── Records for processing ──

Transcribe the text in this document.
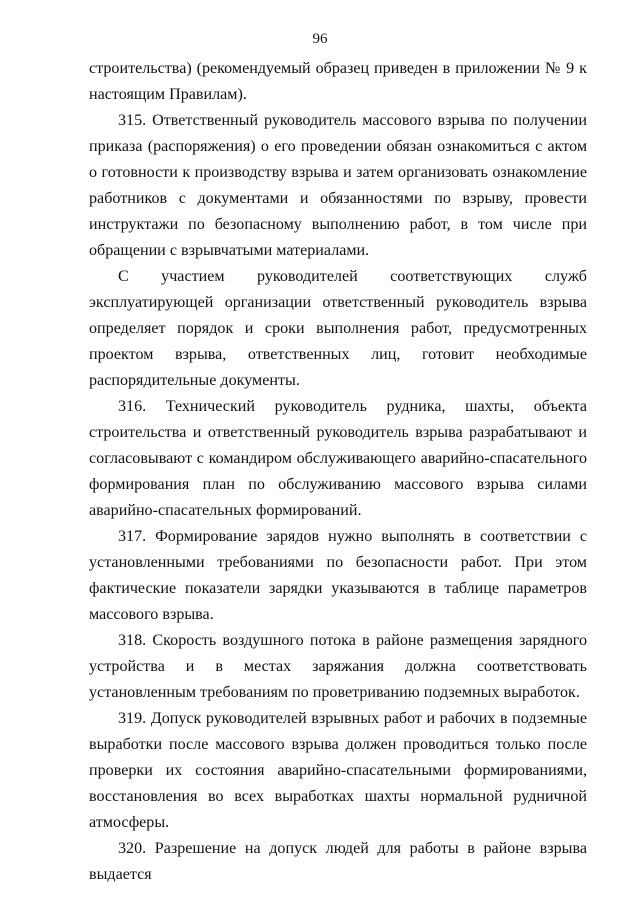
96

строительства) (рекомендуемый образец приведен в приложении № 9 к настоящим Правилам).

315. Ответственный руководитель массового взрыва по получении приказа (распоряжения) о его проведении обязан ознакомиться с актом о готовности к производству взрыва и затем организовать ознакомление работников с документами и обязанностями по взрыву, провести инструктажи по безопасному выполнению работ, в том числе при обращении с взрывчатыми материалами.

С участием руководителей соответствующих служб эксплуатирующей организации ответственный руководитель взрыва определяет порядок и сроки выполнения работ, предусмотренных проектом взрыва, ответственных лиц, готовит необходимые распорядительные документы.

316. Технический руководитель рудника, шахты, объекта строительства и ответственный руководитель взрыва разрабатывают и согласовывают с командиром обслуживающего аварийно-спасательного формирования план по обслуживанию массового взрыва силами аварийно-спасательных формирований.

317. Формирование зарядов нужно выполнять в соответствии с установленными требованиями по безопасности работ. При этом фактические показатели зарядки указываются в таблице параметров массового взрыва.

318. Скорость воздушного потока в районе размещения зарядного устройства и в местах заряжания должна соответствовать установленным требованиям по проветриванию подземных выработок.

319. Допуск руководителей взрывных работ и рабочих в подземные выработки после массового взрыва должен проводиться только после проверки их состояния аварийно-спасательными формированиями, восстановления во всех выработках шахты нормальной рудничной атмосферы.

320. Разрешение на допуск людей для работы в районе взрыва выдается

───

__The exercise__: Repeat the data exactly, without the pictures.

__Solution to this exercise__:
Transcribe the text in this document.
96

строительства) (рекомендуемый образец приведен в приложении № 9 к настоящим Правилам).

315. Ответственный руководитель массового взрыва по получении приказа (распоряжения) о его проведении обязан ознакомиться с актом о готовности к производству взрыва и затем организовать ознакомление работников с документами и обязанностями по взрыву, провести инструктажи по безопасному выполнению работ, в том числе при обращении с взрывчатыми материалами.

С участием руководителей соответствующих служб эксплуатирующей организации ответственный руководитель взрыва определяет порядок и сроки выполнения работ, предусмотренных проектом взрыва, ответственных лиц, готовит необходимые распорядительные документы.

316. Технический руководитель рудника, шахты, объекта строительства и ответственный руководитель взрыва разрабатывают и согласовывают с командиром обслуживающего аварийно-спасательного формирования план по обслуживанию массового взрыва силами аварийно-спасательных формирований.

317. Формирование зарядов нужно выполнять в соответствии с установленными требованиями по безопасности работ. При этом фактические показатели зарядки указываются в таблице параметров массового взрыва.

318. Скорость воздушного потока в районе размещения зарядного устройства и в местах заряжания должна соответствовать установленным требованиям по проветриванию подземных выработок.

319. Допуск руководителей взрывных работ и рабочих в подземные выработки после массового взрыва должен проводиться только после проверки их состояния аварийно-спасательными формированиями, восстановления во всех выработках шахты нормальной рудничной атмосферы.

320. Разрешение на допуск людей для работы в районе взрыва выдается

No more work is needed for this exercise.